* [DIRECTION] Omit the pictures from the entries below and retype everything else exactly.

____________

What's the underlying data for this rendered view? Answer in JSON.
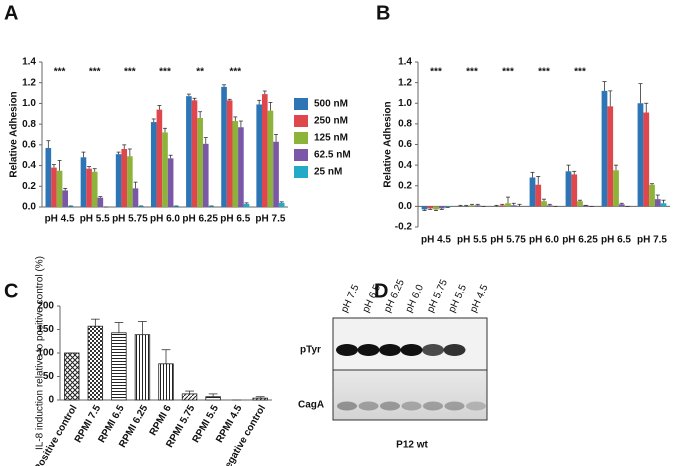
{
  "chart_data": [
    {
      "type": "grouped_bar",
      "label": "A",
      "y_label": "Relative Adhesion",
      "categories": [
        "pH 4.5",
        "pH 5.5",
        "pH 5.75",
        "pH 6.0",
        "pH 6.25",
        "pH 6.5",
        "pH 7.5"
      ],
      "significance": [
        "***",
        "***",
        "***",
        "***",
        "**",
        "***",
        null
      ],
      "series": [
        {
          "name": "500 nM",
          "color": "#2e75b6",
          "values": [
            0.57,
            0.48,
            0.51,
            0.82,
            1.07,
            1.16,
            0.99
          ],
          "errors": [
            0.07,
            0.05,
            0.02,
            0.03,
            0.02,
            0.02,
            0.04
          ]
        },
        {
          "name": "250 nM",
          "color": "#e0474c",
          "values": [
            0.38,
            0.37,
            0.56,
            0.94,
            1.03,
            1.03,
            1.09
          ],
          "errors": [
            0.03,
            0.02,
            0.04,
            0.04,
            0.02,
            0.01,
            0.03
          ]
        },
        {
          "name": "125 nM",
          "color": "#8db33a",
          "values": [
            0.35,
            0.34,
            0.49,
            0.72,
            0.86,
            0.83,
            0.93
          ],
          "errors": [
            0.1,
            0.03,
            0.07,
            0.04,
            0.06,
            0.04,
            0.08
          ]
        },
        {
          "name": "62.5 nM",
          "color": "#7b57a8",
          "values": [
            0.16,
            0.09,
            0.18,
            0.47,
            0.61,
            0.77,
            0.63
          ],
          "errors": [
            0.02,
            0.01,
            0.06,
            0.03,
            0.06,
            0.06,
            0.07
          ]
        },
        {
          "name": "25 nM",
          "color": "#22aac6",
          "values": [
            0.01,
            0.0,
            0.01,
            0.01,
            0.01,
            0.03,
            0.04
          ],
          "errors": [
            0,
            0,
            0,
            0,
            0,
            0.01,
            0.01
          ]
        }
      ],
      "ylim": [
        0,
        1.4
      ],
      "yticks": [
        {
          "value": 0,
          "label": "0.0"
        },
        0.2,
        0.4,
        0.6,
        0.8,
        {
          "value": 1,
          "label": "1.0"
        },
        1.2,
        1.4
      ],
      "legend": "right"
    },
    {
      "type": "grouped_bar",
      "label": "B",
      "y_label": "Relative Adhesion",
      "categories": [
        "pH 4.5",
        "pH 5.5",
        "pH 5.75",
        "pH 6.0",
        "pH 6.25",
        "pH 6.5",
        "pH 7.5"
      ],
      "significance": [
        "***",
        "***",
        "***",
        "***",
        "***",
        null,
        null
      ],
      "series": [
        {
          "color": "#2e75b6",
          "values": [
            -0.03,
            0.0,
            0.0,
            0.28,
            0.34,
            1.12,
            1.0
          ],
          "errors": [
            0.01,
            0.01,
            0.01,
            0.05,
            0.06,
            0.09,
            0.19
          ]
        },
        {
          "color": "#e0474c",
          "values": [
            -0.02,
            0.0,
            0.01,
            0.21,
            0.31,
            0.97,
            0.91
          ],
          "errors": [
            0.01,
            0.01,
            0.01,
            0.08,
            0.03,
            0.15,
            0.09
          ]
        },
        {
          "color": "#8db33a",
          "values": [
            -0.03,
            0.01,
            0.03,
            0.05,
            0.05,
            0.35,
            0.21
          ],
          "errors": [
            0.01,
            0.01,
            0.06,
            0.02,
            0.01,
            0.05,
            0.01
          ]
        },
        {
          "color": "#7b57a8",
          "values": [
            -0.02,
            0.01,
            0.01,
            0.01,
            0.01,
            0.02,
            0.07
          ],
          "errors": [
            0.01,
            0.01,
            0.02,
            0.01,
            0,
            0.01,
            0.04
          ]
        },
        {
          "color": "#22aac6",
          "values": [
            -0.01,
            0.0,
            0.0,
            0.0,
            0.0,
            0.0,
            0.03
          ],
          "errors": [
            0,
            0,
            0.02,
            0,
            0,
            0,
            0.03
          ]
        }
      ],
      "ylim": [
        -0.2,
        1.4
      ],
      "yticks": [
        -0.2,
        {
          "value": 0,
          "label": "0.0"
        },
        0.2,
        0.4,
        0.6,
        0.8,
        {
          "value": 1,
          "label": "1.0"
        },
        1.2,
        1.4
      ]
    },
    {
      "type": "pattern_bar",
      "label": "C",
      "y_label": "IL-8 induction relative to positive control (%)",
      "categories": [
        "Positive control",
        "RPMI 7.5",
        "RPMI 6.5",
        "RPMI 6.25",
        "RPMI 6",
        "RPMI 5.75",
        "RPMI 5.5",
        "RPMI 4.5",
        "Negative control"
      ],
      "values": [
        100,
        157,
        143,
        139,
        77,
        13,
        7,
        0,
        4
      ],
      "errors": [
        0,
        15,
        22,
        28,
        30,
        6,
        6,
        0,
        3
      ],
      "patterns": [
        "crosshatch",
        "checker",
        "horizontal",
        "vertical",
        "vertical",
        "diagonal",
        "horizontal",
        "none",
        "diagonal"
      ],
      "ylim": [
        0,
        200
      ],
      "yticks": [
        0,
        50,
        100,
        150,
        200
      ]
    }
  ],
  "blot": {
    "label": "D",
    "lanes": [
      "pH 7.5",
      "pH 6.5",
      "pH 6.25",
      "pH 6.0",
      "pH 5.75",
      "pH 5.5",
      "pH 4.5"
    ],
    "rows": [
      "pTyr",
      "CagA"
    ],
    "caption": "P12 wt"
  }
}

____________

* [RESULT BELOW]
What's the underlying data for this rendered view? Answer in JSON.
{
  "chart_data": [
    {
      "type": "grouped_bar",
      "label": "A",
      "y_label": "Relative Adhesion",
      "categories": [
        "pH 4.5",
        "pH 5.5",
        "pH 5.75",
        "pH 6.0",
        "pH 6.25",
        "pH 6.5",
        "pH 7.5"
      ],
      "significance": [
        "***",
        "***",
        "***",
        "***",
        "**",
        "***",
        null
      ],
      "series": [
        {
          "name": "500 nM",
          "color": "#2e75b6",
          "values": [
            0.57,
            0.48,
            0.51,
            0.82,
            1.07,
            1.16,
            0.99
          ],
          "errors": [
            0.07,
            0.05,
            0.02,
            0.03,
            0.02,
            0.02,
            0.04
          ]
        },
        {
          "name": "250 nM",
          "color": "#e0474c",
          "values": [
            0.38,
            0.37,
            0.56,
            0.94,
            1.03,
            1.03,
            1.09
          ],
          "errors": [
            0.03,
            0.02,
            0.04,
            0.04,
            0.02,
            0.01,
            0.03
          ]
        },
        {
          "name": "125 nM",
          "color": "#8db33a",
          "values": [
            0.35,
            0.34,
            0.49,
            0.72,
            0.86,
            0.83,
            0.93
          ],
          "errors": [
            0.1,
            0.03,
            0.07,
            0.04,
            0.06,
            0.04,
            0.08
          ]
        },
        {
          "name": "62.5 nM",
          "color": "#7b57a8",
          "values": [
            0.16,
            0.09,
            0.18,
            0.47,
            0.61,
            0.77,
            0.63
          ],
          "errors": [
            0.02,
            0.01,
            0.06,
            0.03,
            0.06,
            0.06,
            0.07
          ]
        },
        {
          "name": "25 nM",
          "color": "#22aac6",
          "values": [
            0.01,
            0.0,
            0.01,
            0.01,
            0.01,
            0.03,
            0.04
          ],
          "errors": [
            0,
            0,
            0,
            0,
            0,
            0.01,
            0.01
          ]
        }
      ],
      "ylim": [
        0,
        1.4
      ],
      "yticks": [
        {
          "value": 0,
          "label": "0.0"
        },
        0.2,
        0.4,
        0.6,
        0.8,
        {
          "value": 1,
          "label": "1.0"
        },
        1.2,
        1.4
      ],
      "legend": "right"
    },
    {
      "type": "grouped_bar",
      "label": "B",
      "y_label": "Relative Adhesion",
      "categories": [
        "pH 4.5",
        "pH 5.5",
        "pH 5.75",
        "pH 6.0",
        "pH 6.25",
        "pH 6.5",
        "pH 7.5"
      ],
      "significance": [
        "***",
        "***",
        "***",
        "***",
        "***",
        null,
        null
      ],
      "series": [
        {
          "color": "#2e75b6",
          "values": [
            -0.03,
            0.0,
            0.0,
            0.28,
            0.34,
            1.12,
            1.0
          ],
          "errors": [
            0.01,
            0.01,
            0.01,
            0.05,
            0.06,
            0.09,
            0.19
          ]
        },
        {
          "color": "#e0474c",
          "values": [
            -0.02,
            0.0,
            0.01,
            0.21,
            0.31,
            0.97,
            0.91
          ],
          "errors": [
            0.01,
            0.01,
            0.01,
            0.08,
            0.03,
            0.15,
            0.09
          ]
        },
        {
          "color": "#8db33a",
          "values": [
            -0.03,
            0.01,
            0.03,
            0.05,
            0.05,
            0.35,
            0.21
          ],
          "errors": [
            0.01,
            0.01,
            0.06,
            0.02,
            0.01,
            0.05,
            0.01
          ]
        },
        {
          "color": "#7b57a8",
          "values": [
            -0.02,
            0.01,
            0.01,
            0.01,
            0.01,
            0.02,
            0.07
          ],
          "errors": [
            0.01,
            0.01,
            0.02,
            0.01,
            0,
            0.01,
            0.04
          ]
        },
        {
          "color": "#22aac6",
          "values": [
            -0.01,
            0.0,
            0.0,
            0.0,
            0.0,
            0.0,
            0.03
          ],
          "errors": [
            0,
            0,
            0.02,
            0,
            0,
            0,
            0.03
          ]
        }
      ],
      "ylim": [
        -0.2,
        1.4
      ],
      "yticks": [
        -0.2,
        {
          "value": 0,
          "label": "0.0"
        },
        0.2,
        0.4,
        0.6,
        0.8,
        {
          "value": 1,
          "label": "1.0"
        },
        1.2,
        1.4
      ]
    },
    {
      "type": "pattern_bar",
      "label": "C",
      "y_label": "IL-8 induction relative to positive control (%)",
      "categories": [
        "Positive control",
        "RPMI 7.5",
        "RPMI 6.5",
        "RPMI 6.25",
        "RPMI 6",
        "RPMI 5.75",
        "RPMI 5.5",
        "RPMI 4.5",
        "Negative control"
      ],
      "values": [
        100,
        157,
        143,
        139,
        77,
        13,
        7,
        0,
        4
      ],
      "errors": [
        0,
        15,
        22,
        28,
        30,
        6,
        6,
        0,
        3
      ],
      "patterns": [
        "crosshatch",
        "checker",
        "horizontal",
        "vertical",
        "vertical",
        "diagonal",
        "horizontal",
        "none",
        "diagonal"
      ],
      "ylim": [
        0,
        200
      ],
      "yticks": [
        0,
        50,
        100,
        150,
        200
      ]
    }
  ],
  "blot": {
    "label": "D",
    "lanes": [
      "pH 7.5",
      "pH 6.5",
      "pH 6.25",
      "pH 6.0",
      "pH 5.75",
      "pH 5.5",
      "pH 4.5"
    ],
    "rows": [
      "pTyr",
      "CagA"
    ],
    "caption": "P12 wt"
  }
}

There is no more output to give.